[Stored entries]

★ ★ ★

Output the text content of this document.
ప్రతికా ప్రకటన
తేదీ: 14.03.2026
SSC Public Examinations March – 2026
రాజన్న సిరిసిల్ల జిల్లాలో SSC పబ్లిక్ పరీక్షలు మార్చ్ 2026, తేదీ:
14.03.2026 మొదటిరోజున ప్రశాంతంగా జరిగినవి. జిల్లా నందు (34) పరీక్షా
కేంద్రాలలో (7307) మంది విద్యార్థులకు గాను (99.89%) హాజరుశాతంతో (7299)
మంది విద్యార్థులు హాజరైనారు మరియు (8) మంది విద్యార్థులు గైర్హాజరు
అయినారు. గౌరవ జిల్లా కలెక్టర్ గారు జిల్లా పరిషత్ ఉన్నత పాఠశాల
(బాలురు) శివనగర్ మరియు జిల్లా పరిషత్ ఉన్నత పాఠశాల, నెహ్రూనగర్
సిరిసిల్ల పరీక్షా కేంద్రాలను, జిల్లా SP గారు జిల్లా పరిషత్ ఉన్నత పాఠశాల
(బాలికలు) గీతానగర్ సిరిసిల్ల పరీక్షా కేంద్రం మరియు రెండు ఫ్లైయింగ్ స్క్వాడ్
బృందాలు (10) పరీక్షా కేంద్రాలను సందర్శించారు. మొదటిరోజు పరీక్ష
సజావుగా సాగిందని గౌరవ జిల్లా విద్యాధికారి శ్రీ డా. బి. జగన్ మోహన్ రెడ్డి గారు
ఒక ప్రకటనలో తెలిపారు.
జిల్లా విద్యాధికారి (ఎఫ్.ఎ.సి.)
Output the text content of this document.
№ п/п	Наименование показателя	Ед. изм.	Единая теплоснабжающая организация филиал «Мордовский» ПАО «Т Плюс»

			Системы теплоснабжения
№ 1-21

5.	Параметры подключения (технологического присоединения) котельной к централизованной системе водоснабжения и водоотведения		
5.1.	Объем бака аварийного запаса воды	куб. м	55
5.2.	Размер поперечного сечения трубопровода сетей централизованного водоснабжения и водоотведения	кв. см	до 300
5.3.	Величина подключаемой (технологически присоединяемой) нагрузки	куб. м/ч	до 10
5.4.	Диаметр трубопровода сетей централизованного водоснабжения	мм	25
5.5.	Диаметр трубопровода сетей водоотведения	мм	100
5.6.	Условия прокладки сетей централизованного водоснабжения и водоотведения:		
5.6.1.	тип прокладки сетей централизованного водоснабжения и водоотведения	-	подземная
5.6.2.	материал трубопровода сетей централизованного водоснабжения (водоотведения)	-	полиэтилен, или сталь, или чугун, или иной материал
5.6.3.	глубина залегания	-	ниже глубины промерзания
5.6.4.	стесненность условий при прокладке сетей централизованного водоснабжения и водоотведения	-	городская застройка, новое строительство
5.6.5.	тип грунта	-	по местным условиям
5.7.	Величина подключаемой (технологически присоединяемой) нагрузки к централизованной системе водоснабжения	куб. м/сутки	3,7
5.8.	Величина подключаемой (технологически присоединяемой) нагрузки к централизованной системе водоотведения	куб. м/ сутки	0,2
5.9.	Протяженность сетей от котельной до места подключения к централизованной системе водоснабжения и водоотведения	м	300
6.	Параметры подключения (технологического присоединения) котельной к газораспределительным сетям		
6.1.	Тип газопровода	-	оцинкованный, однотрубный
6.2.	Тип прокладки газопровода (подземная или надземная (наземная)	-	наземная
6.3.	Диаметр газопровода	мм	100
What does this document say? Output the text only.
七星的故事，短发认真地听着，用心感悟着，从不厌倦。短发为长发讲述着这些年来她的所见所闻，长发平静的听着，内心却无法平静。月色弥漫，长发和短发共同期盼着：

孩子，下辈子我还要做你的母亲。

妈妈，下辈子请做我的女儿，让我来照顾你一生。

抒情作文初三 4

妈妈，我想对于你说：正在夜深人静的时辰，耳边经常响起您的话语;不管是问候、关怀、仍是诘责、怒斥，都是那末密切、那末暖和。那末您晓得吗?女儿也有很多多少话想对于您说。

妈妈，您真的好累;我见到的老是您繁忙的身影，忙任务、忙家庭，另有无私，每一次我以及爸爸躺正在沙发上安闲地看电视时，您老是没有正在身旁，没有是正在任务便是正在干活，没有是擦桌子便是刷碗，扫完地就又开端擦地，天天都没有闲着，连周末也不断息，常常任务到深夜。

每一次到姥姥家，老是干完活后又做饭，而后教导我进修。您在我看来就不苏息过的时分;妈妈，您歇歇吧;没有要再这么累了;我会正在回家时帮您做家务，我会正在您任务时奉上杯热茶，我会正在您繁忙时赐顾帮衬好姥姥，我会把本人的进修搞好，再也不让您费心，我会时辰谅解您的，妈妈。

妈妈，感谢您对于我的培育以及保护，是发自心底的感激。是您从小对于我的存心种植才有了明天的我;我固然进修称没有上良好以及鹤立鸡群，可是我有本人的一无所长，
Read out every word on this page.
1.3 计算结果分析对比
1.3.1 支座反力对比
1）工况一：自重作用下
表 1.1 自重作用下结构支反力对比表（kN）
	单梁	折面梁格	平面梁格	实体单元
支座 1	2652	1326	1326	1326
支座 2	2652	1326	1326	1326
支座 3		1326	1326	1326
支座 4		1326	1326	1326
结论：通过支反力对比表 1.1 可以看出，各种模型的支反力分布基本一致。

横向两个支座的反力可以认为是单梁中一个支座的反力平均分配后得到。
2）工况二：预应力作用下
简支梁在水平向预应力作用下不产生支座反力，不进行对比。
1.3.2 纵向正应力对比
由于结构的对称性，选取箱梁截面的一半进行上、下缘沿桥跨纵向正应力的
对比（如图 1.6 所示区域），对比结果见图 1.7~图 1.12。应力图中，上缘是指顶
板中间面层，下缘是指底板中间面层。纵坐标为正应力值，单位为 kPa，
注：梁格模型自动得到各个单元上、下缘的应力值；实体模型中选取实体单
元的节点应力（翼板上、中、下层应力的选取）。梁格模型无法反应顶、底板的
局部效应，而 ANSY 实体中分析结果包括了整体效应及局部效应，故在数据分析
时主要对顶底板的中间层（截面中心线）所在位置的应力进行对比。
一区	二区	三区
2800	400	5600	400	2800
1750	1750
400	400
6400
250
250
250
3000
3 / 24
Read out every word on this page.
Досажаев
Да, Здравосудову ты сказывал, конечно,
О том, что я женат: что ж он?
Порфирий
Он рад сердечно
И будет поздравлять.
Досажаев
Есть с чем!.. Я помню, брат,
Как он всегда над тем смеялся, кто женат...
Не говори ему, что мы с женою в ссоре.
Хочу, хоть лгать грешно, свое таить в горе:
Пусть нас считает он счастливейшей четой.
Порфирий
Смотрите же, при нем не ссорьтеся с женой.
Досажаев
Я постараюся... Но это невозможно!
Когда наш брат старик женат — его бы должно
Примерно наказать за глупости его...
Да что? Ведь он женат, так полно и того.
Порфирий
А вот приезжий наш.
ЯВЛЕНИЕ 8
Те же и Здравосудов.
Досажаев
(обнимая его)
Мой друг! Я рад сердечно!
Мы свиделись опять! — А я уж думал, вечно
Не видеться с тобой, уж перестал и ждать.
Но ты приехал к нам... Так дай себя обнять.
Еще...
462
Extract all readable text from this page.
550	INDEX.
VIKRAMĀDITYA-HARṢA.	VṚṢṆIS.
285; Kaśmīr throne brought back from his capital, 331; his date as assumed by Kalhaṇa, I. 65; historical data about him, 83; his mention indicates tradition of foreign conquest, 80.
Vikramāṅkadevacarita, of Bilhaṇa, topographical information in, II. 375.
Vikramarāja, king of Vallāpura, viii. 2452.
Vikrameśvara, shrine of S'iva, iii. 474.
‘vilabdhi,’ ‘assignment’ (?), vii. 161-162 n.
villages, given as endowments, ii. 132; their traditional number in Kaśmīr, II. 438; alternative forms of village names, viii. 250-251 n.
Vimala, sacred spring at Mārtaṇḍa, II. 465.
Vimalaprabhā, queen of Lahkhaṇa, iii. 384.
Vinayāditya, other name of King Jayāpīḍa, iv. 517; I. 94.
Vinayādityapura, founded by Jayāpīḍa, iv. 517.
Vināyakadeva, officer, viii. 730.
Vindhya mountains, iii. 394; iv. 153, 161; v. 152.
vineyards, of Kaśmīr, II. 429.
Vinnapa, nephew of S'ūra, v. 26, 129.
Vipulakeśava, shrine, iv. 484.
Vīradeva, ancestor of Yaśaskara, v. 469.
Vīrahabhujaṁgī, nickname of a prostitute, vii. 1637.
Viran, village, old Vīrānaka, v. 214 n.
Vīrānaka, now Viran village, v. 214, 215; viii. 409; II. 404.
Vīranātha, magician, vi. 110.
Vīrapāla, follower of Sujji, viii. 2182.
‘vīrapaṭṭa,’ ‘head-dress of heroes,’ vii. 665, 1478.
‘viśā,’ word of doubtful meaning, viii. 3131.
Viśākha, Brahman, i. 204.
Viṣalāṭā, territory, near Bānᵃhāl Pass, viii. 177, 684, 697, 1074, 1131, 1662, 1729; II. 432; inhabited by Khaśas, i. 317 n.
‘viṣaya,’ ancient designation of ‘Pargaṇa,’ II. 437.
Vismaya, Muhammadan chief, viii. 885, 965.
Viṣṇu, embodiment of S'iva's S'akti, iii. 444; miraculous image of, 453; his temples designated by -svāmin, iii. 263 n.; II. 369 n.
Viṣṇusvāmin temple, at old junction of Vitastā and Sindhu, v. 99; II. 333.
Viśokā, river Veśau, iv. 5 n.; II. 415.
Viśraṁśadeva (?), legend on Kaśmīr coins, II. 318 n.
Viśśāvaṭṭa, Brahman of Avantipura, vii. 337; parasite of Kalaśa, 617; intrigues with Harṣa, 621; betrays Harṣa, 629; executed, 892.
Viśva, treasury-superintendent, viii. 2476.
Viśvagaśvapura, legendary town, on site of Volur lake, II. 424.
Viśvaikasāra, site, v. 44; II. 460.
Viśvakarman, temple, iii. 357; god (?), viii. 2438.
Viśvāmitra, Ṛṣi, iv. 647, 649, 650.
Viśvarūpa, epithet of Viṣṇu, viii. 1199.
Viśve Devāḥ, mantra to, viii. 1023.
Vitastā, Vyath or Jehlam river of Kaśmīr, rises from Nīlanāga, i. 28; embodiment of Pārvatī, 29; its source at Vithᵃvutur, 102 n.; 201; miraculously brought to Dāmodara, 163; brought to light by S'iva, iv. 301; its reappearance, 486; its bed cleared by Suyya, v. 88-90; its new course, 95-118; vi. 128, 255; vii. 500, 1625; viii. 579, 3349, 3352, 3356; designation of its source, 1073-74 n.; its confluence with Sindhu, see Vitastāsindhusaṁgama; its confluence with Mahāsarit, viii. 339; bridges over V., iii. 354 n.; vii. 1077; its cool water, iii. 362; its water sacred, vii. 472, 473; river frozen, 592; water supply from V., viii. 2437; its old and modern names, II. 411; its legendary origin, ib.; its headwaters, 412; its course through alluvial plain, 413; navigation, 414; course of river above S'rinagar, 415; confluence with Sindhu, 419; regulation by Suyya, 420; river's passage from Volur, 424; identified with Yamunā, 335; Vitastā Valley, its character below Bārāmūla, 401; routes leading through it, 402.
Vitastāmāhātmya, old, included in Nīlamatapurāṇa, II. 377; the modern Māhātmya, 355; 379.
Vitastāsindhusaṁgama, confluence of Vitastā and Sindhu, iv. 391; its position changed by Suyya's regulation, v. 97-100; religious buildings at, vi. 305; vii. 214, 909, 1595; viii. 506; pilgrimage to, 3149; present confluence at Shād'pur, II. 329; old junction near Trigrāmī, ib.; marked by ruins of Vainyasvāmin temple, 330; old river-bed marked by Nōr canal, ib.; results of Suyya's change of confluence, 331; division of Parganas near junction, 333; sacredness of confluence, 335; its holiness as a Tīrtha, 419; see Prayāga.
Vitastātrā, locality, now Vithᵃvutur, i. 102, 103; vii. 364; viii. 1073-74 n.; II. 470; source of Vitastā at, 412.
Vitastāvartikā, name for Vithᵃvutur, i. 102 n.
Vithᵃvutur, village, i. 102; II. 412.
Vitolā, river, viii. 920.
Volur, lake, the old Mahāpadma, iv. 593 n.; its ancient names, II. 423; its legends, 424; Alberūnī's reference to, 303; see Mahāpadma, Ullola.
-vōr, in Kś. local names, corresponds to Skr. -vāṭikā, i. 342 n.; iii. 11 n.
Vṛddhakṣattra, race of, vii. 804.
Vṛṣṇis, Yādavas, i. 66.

★ ★ ★

### [EXERCISE AIM]
Select every line of the records holding the string "Vīrānaka".

### [IN RESPONSE]
Viran, village, old Vīrānaka, v. 214 n.
Vīrānaka, now Viran village, v. 214, 215; viii. 409; II. 404.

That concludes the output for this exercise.